**ЗАДАНИЯ**.
• a. Перепишите фрагмент статьи об «Идиоте», начиная со слов "Почему идиот победил" и продолжая до слов "но лучше молчать...". При этом замените "детективы-боевики" на "сериалы-мелодрамы".
• b. Кто режиссер многосерийного фильма, о котором идет речь в статье об «Идиоте»?
• c. Какие вопросы о последних премьерах приводятся в статье об «Идиоте»? Перечислите все.

ЦВЕТУЩИЙ ХОЛМ СРЕДИ ПУСТОГО ПОЛЯ

Газета "Киевские ведомости"
2003
Олег Вергелис

Почему идиот победил самых умных

Многосерийный "Идиот" по роману Достоевского стал главным триумфатором недавней церемонии "ТЭФИ", где определили лучших в российской телеотрасли. Этот же фильм (режиссер Владимир Бортко) буквально всколыхнул украинскую телеаудиторию, забив рейтингом детективы-боевики.

Что движет рукою, когда хочешь писать, а слова не выстраиваются? То же самое, что движет душою, когда хочешь высказать, но лучше молчать...

...Спрашивают о последних премьерах: "Был? Смотрел? Как?". Отвечаешь: "Не был. Не видел. Пофиг". – "Почему?" – "Как-то не тянет".

**ПРЕДОСТАВЛЕННЫЕ ЗАПИСИ**.
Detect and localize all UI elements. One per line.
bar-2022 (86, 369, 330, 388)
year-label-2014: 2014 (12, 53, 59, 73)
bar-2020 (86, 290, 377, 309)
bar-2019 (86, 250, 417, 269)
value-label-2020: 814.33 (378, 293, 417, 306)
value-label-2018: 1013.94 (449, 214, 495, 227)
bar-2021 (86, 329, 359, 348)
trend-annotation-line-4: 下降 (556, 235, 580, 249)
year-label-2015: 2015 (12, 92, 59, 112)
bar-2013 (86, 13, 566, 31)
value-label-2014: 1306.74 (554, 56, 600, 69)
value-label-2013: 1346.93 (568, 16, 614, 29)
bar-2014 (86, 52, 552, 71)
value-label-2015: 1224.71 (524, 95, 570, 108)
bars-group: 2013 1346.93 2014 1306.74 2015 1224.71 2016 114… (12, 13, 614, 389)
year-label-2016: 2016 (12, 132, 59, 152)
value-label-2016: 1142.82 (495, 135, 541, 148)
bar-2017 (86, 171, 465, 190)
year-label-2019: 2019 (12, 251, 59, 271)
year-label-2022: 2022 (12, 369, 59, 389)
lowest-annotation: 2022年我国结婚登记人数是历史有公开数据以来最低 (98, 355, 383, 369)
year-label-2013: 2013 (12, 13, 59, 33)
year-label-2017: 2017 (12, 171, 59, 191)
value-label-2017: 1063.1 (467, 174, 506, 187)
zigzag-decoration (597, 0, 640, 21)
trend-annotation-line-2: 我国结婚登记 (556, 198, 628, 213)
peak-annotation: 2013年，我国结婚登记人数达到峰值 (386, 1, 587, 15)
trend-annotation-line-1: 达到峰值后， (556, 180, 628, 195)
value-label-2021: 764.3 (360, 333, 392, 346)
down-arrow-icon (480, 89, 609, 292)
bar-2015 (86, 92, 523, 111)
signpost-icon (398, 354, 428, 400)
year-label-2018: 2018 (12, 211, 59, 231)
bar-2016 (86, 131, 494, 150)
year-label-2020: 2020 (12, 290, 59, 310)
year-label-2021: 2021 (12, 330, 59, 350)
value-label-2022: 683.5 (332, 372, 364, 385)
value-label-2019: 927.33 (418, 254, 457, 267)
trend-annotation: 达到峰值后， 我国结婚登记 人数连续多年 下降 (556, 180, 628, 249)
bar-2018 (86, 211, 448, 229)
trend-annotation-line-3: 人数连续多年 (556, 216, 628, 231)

**ОТВЕТЫ**.
• a.
Почему идиот победил самых умных

Многосерийный "Идиот" по роману Достоевского стал главным триумфатором недавней церемонии "ТЭФИ", где определили лучших в российской телеотрасли. Этот же фильм (режиссер Владимир Бортко) буквально всколыхнул украинскую телеаудиторию, забив рейтингом сериалы-мелодрамы.

Что движет рукою, когда хочешь писать, а слова не выстраиваются? То же самое, что движет душою, когда хочешь высказать, но лучше молчать...

• b. Владимир Бортко.

• c. «Был?», «Смотрел?», «Как?», «Почему?»